Problem requirements:
Skip the pictures and repeat each line of the data exactly.

Records provided:

--

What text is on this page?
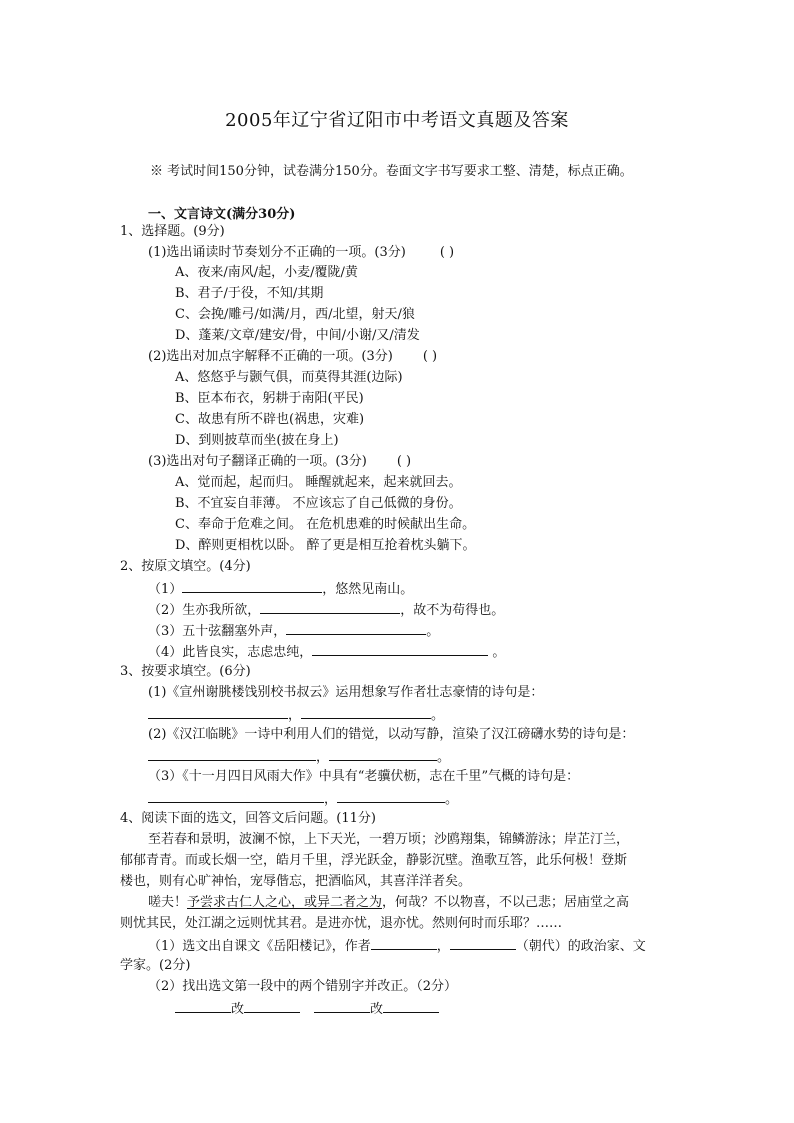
2005年辽宁省辽阳市中考语文真题及答案
※ 考试时间150分钟，试卷满分150分。卷面文字书写要求工整、清楚，标点正确。
一、文言诗文(满分30分)
1、选择题。(9分)
(1)选出诵读时节奏划分不正确的一项。(3分)	( )
A、夜来/南风/起，小麦/覆陇/黄
B、君子/于役，不知/其期
C、会挽/雕弓/如满/月，西/北望，射天/狼
D、蓬莱/文章/建安/骨，中间/小谢/又/清发
(2)选出对加点字解释不正确的一项。(3分) ( )
A、悠悠乎与颢气俱，而莫得其涯(边际)
B、臣本布衣，躬耕于南阳(平民)
C、故患有所不辟也(祸患，灾难)
D、到则披草而坐(披在身上)
(3)选出对句子翻译正确的一项。(3分) ( )
A、觉而起，起而归。 睡醒就起来，起来就回去。
B、不宜妄自菲薄。 不应该忘了自己低微的身份。
C、奉命于危难之间。 在危机患难的时候献出生命。
D、醉则更相枕以卧。 醉了更是相互抢着枕头躺下。
2、按原文填空。(4分)
（1）	，悠然见南山。
（2）生亦我所欲，	，故不为苟得也。
（3）五十弦翻塞外声，	。
（4）此皆良实，志虑忠纯，	。
3、按要求填空。(6分)
(1)《宣州谢朓楼饯别校书叔云》运用想象写作者壮志豪情的诗句是：
，	。
(2)《汉江临眺》一诗中利用人们的错觉，以动写静，渲染了汉江磅礴水势的诗句是：
，	。
（3）《十一月四日风雨大作》中具有“老骥伏枥，志在千里”气概的诗句是：
，	。
4、阅读下面的选文，回答文后问题。(11分)
至若春和景明，波澜不惊，上下天光，一碧万顷；沙鸥翔集，锦鳞游泳；岸芷汀兰，
郁郁青青。而或长烟一空，皓月千里，浮光跃金，静影沉壁。渔歌互答，此乐何极！登斯
楼也，则有心旷神怡，宠辱偕忘，把酒临风，其喜洋洋者矣。
嗟夫！予尝求古仁人之心，或异二者之为，何哉？不以物喜，不以己悲；居庙堂之高
则忧其民，处江湖之远则忧其君。是进亦忧，退亦忧。然则何时而乐耶？……
（1）选文出自课文《岳阳楼记》，作者	，	（朝代）的政治家、文
学家。(2分)
（2）找出选文第一段中的两个错别字并改正。（2分）
改	改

--

Task response:
What text is on this page?
2005年辽宁省辽阳市中考语文真题及答案
※ 考试时间150分钟，试卷满分150分。卷面文字书写要求工整、清楚，标点正确。
一、文言诗文(满分30分)
1、选择题。(9分)
(1)选出诵读时节奏划分不正确的一项。(3分)	( )
A、夜来/南风/起，小麦/覆陇/黄
B、君子/于役，不知/其期
C、会挽/雕弓/如满/月，西/北望，射天/狼
D、蓬莱/文章/建安/骨，中间/小谢/又/清发
(2)选出对加点字解释不正确的一项。(3分) ( )
A、悠悠乎与颢气俱，而莫得其涯(边际)
B、臣本布衣，躬耕于南阳(平民)
C、故患有所不辟也(祸患，灾难)
D、到则披草而坐(披在身上)
(3)选出对句子翻译正确的一项。(3分) ( )
A、觉而起，起而归。 睡醒就起来，起来就回去。
B、不宜妄自菲薄。 不应该忘了自己低微的身份。
C、奉命于危难之间。 在危机患难的时候献出生命。
D、醉则更相枕以卧。 醉了更是相互抢着枕头躺下。
2、按原文填空。(4分)
（1）	，悠然见南山。
（2）生亦我所欲，	，故不为苟得也。
（3）五十弦翻塞外声，	。
（4）此皆良实，志虑忠纯，	。
3、按要求填空。(6分)
(1)《宣州谢朓楼饯别校书叔云》运用想象写作者壮志豪情的诗句是：
，	。
(2)《汉江临眺》一诗中利用人们的错觉，以动写静，渲染了汉江磅礴水势的诗句是：
，	。
（3）《十一月四日风雨大作》中具有“老骥伏枥，志在千里”气概的诗句是：
，	。
4、阅读下面的选文，回答文后问题。(11分)
至若春和景明，波澜不惊，上下天光，一碧万顷；沙鸥翔集，锦鳞游泳；岸芷汀兰，
郁郁青青。而或长烟一空，皓月千里，浮光跃金，静影沉壁。渔歌互答，此乐何极！登斯
楼也，则有心旷神怡，宠辱偕忘，把酒临风，其喜洋洋者矣。
嗟夫！予尝求古仁人之心，或异二者之为，何哉？不以物喜，不以己悲；居庙堂之高
则忧其民，处江湖之远则忧其君。是进亦忧，退亦忧。然则何时而乐耶？……
（1）选文出自课文《岳阳楼记》，作者	，	（朝代）的政治家、文
学家。(2分)
（2）找出选文第一段中的两个错别字并改正。（2分）
改	改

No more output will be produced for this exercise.